Task => Exact reproduction of the data is required, with images excluded.

##### Data shown #####

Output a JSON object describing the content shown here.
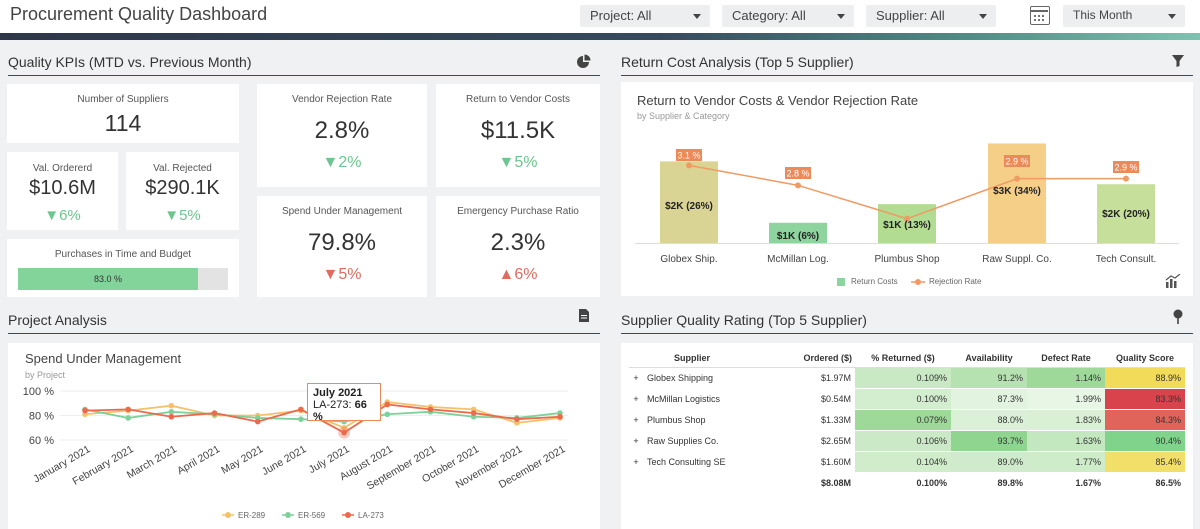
{
  "header": {
    "title": "Procurement Quality Dashboard",
    "filters": {
      "project": "Project: All",
      "category": "Category: All",
      "supplier": "Supplier: All",
      "period": "This Month"
    }
  },
  "kpi_section": {
    "title": "Quality KPIs (MTD vs. Previous Month)",
    "cards": {
      "suppliers": {
        "label": "Number of Suppliers",
        "value": "114"
      },
      "ordered": {
        "label": "Val. Ordererd",
        "value": "$10.6M",
        "delta": "6%"
      },
      "rejected": {
        "label": "Val. Rejected",
        "value": "$290.1K",
        "delta": "5%"
      },
      "purchases": {
        "label": "Purchases in Time and Budget",
        "value_text": "83.0 %",
        "fraction": 0.83
      },
      "vendor_rejection": {
        "label": "Vendor Rejection Rate",
        "value": "2.8%",
        "delta": "2%"
      },
      "rtv_costs": {
        "label": "Return to Vendor Costs",
        "value": "$11.5K",
        "delta": "5%"
      },
      "spend_mgmt": {
        "label": "Spend Under Management",
        "value": "79.8%",
        "delta": "5%"
      },
      "emergency": {
        "label": "Emergency Purchase Ratio",
        "value": "2.3%",
        "delta": "6%"
      }
    },
    "colors": {
      "up": "#6dc58f",
      "down": "#e06c5e"
    }
  },
  "return_cost": {
    "section_title": "Return Cost Analysis (Top 5 Supplier)",
    "chart_title": "Return to Vendor Costs & Vendor Rejection Rate",
    "chart_subtitle": "by Supplier & Category",
    "legend": {
      "bar": "Return Costs",
      "line": "Rejection Rate"
    }
  },
  "project_analysis": {
    "section_title": "Project Analysis",
    "chart_title": "Spend Under Management",
    "chart_subtitle": "by Project",
    "tooltip": {
      "title": "July 2021",
      "series": "LA-273:",
      "value": "66 %"
    }
  },
  "supplier_quality": {
    "section_title": "Supplier Quality Rating (Top 5 Supplier)",
    "columns": [
      "Supplier",
      "Ordered ($)",
      "% Returned ($)",
      "Availability",
      "Defect Rate",
      "Quality Score"
    ],
    "rows": [
      {
        "expand": "+",
        "supplier": "Globex Shipping",
        "ordered": "$1.97M",
        "returned": "0.109%",
        "availability": "91.2%",
        "defect": "1.14%",
        "score": "88.9%"
      },
      {
        "expand": "+",
        "supplier": "McMillan Logistics",
        "ordered": "$0.54M",
        "returned": "0.100%",
        "availability": "87.3%",
        "defect": "1.99%",
        "score": "83.3%"
      },
      {
        "expand": "+",
        "supplier": "Plumbus Shop",
        "ordered": "$1.33M",
        "returned": "0.079%",
        "availability": "88.0%",
        "defect": "1.83%",
        "score": "84.3%"
      },
      {
        "expand": "+",
        "supplier": "Raw Supplies Co.",
        "ordered": "$2.65M",
        "returned": "0.106%",
        "availability": "93.7%",
        "defect": "1.63%",
        "score": "90.4%"
      },
      {
        "expand": "+",
        "supplier": "Tech Consulting SE",
        "ordered": "$1.60M",
        "returned": "0.104%",
        "availability": "89.0%",
        "defect": "1.77%",
        "score": "85.4%"
      }
    ],
    "total": {
      "ordered": "$8.08M",
      "returned": "0.100%",
      "availability": "89.8%",
      "defect": "1.67%",
      "score": "86.5%"
    },
    "cell_colors": {
      "returned": [
        "#c9e9c5",
        "#d3edcf",
        "#9ed99a",
        "#cbe9c6",
        "#d0ecca"
      ],
      "availability": [
        "#b6e2b2",
        "#e2f3df",
        "#daf0d7",
        "#8fd48f",
        "#cfebcb"
      ],
      "defect": [
        "#9ed99a",
        "#e8f6e5",
        "#d9f0d5",
        "#c3e7bf",
        "#cfecca"
      ],
      "score": [
        "#f3db5a",
        "#d9434b",
        "#e0645a",
        "#7fd38b",
        "#f1df6a"
      ]
    }
  },
  "chart_data": [
    {
      "type": "bar",
      "title": "Return to Vendor Costs & Vendor Rejection Rate",
      "subtitle": "by Supplier & Category",
      "categories": [
        "Globex Ship.",
        "McMillan Log.",
        "Plumbus Shop",
        "Raw Suppl. Co.",
        "Tech Consult."
      ],
      "series": [
        {
          "name": "Return Costs",
          "kind": "bar",
          "values": [
            2,
            1,
            1,
            3,
            2
          ],
          "labels": [
            "$2K (26%)",
            "$1K (6%)",
            "$1K (13%)",
            "$3K (34%)",
            "$2K (20%)"
          ],
          "colors": [
            "#d9d394",
            "#8ed49f",
            "#b1dc92",
            "#f5cf88",
            "#c6df9a"
          ]
        },
        {
          "name": "Rejection Rate",
          "kind": "line",
          "values": [
            3.1,
            2.8,
            2.3,
            2.9,
            2.9
          ],
          "labels": [
            "3.1 %",
            "2.8 %",
            "2.3 %",
            "2.9 %",
            "2.9 %"
          ],
          "color": "#f09a64"
        }
      ],
      "ylim_bar": [
        0,
        3.4
      ],
      "ylim_line": [
        2.1,
        3.3
      ],
      "legend": "bottom"
    },
    {
      "type": "line",
      "title": "Spend Under Management",
      "subtitle": "by Project",
      "categories": [
        "January 2021",
        "February 2021",
        "March 2021",
        "April 2021",
        "May 2021",
        "June 2021",
        "July 2021",
        "August 2021",
        "September 2021",
        "October 2021",
        "November 2021",
        "December 2021"
      ],
      "yticks": [
        "100 %",
        "80 %",
        "60 %"
      ],
      "ylim": [
        60,
        100
      ],
      "series": [
        {
          "name": "ER-289",
          "color": "#f5c26b",
          "values": [
            81,
            84,
            88,
            80,
            80,
            84,
            70,
            91,
            87,
            85,
            74,
            78
          ]
        },
        {
          "name": "ER-569",
          "color": "#7ed19a",
          "values": [
            85,
            78,
            83,
            81,
            78,
            77,
            75,
            81,
            83,
            79,
            78,
            82
          ]
        },
        {
          "name": "LA-273",
          "color": "#ec6a4c",
          "values": [
            84,
            85,
            79,
            82,
            75,
            85,
            66,
            89,
            85,
            82,
            77,
            79
          ]
        }
      ],
      "legend": "bottom",
      "highlight": {
        "category": "July 2021",
        "series": "LA-273",
        "value": 66
      }
    }
  ]
}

#####

Worked solution =>
Output a JSON object describing the content shown here.
{
  "header": {
    "title": "Procurement Quality Dashboard",
    "filters": {
      "project": "Project: All",
      "category": "Category: All",
      "supplier": "Supplier: All",
      "period": "This Month"
    }
  },
  "kpi_section": {
    "title": "Quality KPIs (MTD vs. Previous Month)",
    "cards": {
      "suppliers": {
        "label": "Number of Suppliers",
        "value": "114"
      },
      "ordered": {
        "label": "Val. Ordererd",
        "value": "$10.6M",
        "delta": "6%"
      },
      "rejected": {
        "label": "Val. Rejected",
        "value": "$290.1K",
        "delta": "5%"
      },
      "purchases": {
        "label": "Purchases in Time and Budget",
        "value_text": "83.0 %",
        "fraction": 0.83
      },
      "vendor_rejection": {
        "label": "Vendor Rejection Rate",
        "value": "2.8%",
        "delta": "2%"
      },
      "rtv_costs": {
        "label": "Return to Vendor Costs",
        "value": "$11.5K",
        "delta": "5%"
      },
      "spend_mgmt": {
        "label": "Spend Under Management",
        "value": "79.8%",
        "delta": "5%"
      },
      "emergency": {
        "label": "Emergency Purchase Ratio",
        "value": "2.3%",
        "delta": "6%"
      }
    },
    "colors": {
      "up": "#6dc58f",
      "down": "#e06c5e"
    }
  },
  "return_cost": {
    "section_title": "Return Cost Analysis (Top 5 Supplier)",
    "chart_title": "Return to Vendor Costs & Vendor Rejection Rate",
    "chart_subtitle": "by Supplier & Category",
    "legend": {
      "bar": "Return Costs",
      "line": "Rejection Rate"
    }
  },
  "project_analysis": {
    "section_title": "Project Analysis",
    "chart_title": "Spend Under Management",
    "chart_subtitle": "by Project",
    "tooltip": {
      "title": "July 2021",
      "series": "LA-273:",
      "value": "66 %"
    }
  },
  "supplier_quality": {
    "section_title": "Supplier Quality Rating (Top 5 Supplier)",
    "columns": [
      "Supplier",
      "Ordered ($)",
      "% Returned ($)",
      "Availability",
      "Defect Rate",
      "Quality Score"
    ],
    "rows": [
      {
        "expand": "+",
        "supplier": "Globex Shipping",
        "ordered": "$1.97M",
        "returned": "0.109%",
        "availability": "91.2%",
        "defect": "1.14%",
        "score": "88.9%"
      },
      {
        "expand": "+",
        "supplier": "McMillan Logistics",
        "ordered": "$0.54M",
        "returned": "0.100%",
        "availability": "87.3%",
        "defect": "1.99%",
        "score": "83.3%"
      },
      {
        "expand": "+",
        "supplier": "Plumbus Shop",
        "ordered": "$1.33M",
        "returned": "0.079%",
        "availability": "88.0%",
        "defect": "1.83%",
        "score": "84.3%"
      },
      {
        "expand": "+",
        "supplier": "Raw Supplies Co.",
        "ordered": "$2.65M",
        "returned": "0.106%",
        "availability": "93.7%",
        "defect": "1.63%",
        "score": "90.4%"
      },
      {
        "expand": "+",
        "supplier": "Tech Consulting SE",
        "ordered": "$1.60M",
        "returned": "0.104%",
        "availability": "89.0%",
        "defect": "1.77%",
        "score": "85.4%"
      }
    ],
    "total": {
      "ordered": "$8.08M",
      "returned": "0.100%",
      "availability": "89.8%",
      "defect": "1.67%",
      "score": "86.5%"
    },
    "cell_colors": {
      "returned": [
        "#c9e9c5",
        "#d3edcf",
        "#9ed99a",
        "#cbe9c6",
        "#d0ecca"
      ],
      "availability": [
        "#b6e2b2",
        "#e2f3df",
        "#daf0d7",
        "#8fd48f",
        "#cfebcb"
      ],
      "defect": [
        "#9ed99a",
        "#e8f6e5",
        "#d9f0d5",
        "#c3e7bf",
        "#cfecca"
      ],
      "score": [
        "#f3db5a",
        "#d9434b",
        "#e0645a",
        "#7fd38b",
        "#f1df6a"
      ]
    }
  },
  "chart_data": [
    {
      "type": "bar",
      "title": "Return to Vendor Costs & Vendor Rejection Rate",
      "subtitle": "by Supplier & Category",
      "categories": [
        "Globex Ship.",
        "McMillan Log.",
        "Plumbus Shop",
        "Raw Suppl. Co.",
        "Tech Consult."
      ],
      "series": [
        {
          "name": "Return Costs",
          "kind": "bar",
          "values": [
            2,
            1,
            1,
            3,
            2
          ],
          "labels": [
            "$2K (26%)",
            "$1K (6%)",
            "$1K (13%)",
            "$3K (34%)",
            "$2K (20%)"
          ],
          "colors": [
            "#d9d394",
            "#8ed49f",
            "#b1dc92",
            "#f5cf88",
            "#c6df9a"
          ]
        },
        {
          "name": "Rejection Rate",
          "kind": "line",
          "values": [
            3.1,
            2.8,
            2.3,
            2.9,
            2.9
          ],
          "labels": [
            "3.1 %",
            "2.8 %",
            "2.3 %",
            "2.9 %",
            "2.9 %"
          ],
          "color": "#f09a64"
        }
      ],
      "ylim_bar": [
        0,
        3.4
      ],
      "ylim_line": [
        2.1,
        3.3
      ],
      "legend": "bottom"
    },
    {
      "type": "line",
      "title": "Spend Under Management",
      "subtitle": "by Project",
      "categories": [
        "January 2021",
        "February 2021",
        "March 2021",
        "April 2021",
        "May 2021",
        "June 2021",
        "July 2021",
        "August 2021",
        "September 2021",
        "October 2021",
        "November 2021",
        "December 2021"
      ],
      "yticks": [
        "100 %",
        "80 %",
        "60 %"
      ],
      "ylim": [
        60,
        100
      ],
      "series": [
        {
          "name": "ER-289",
          "color": "#f5c26b",
          "values": [
            81,
            84,
            88,
            80,
            80,
            84,
            70,
            91,
            87,
            85,
            74,
            78
          ]
        },
        {
          "name": "ER-569",
          "color": "#7ed19a",
          "values": [
            85,
            78,
            83,
            81,
            78,
            77,
            75,
            81,
            83,
            79,
            78,
            82
          ]
        },
        {
          "name": "LA-273",
          "color": "#ec6a4c",
          "values": [
            84,
            85,
            79,
            82,
            75,
            85,
            66,
            89,
            85,
            82,
            77,
            79
          ]
        }
      ],
      "legend": "bottom",
      "highlight": {
        "category": "July 2021",
        "series": "LA-273",
        "value": 66
      }
    }
  ]
}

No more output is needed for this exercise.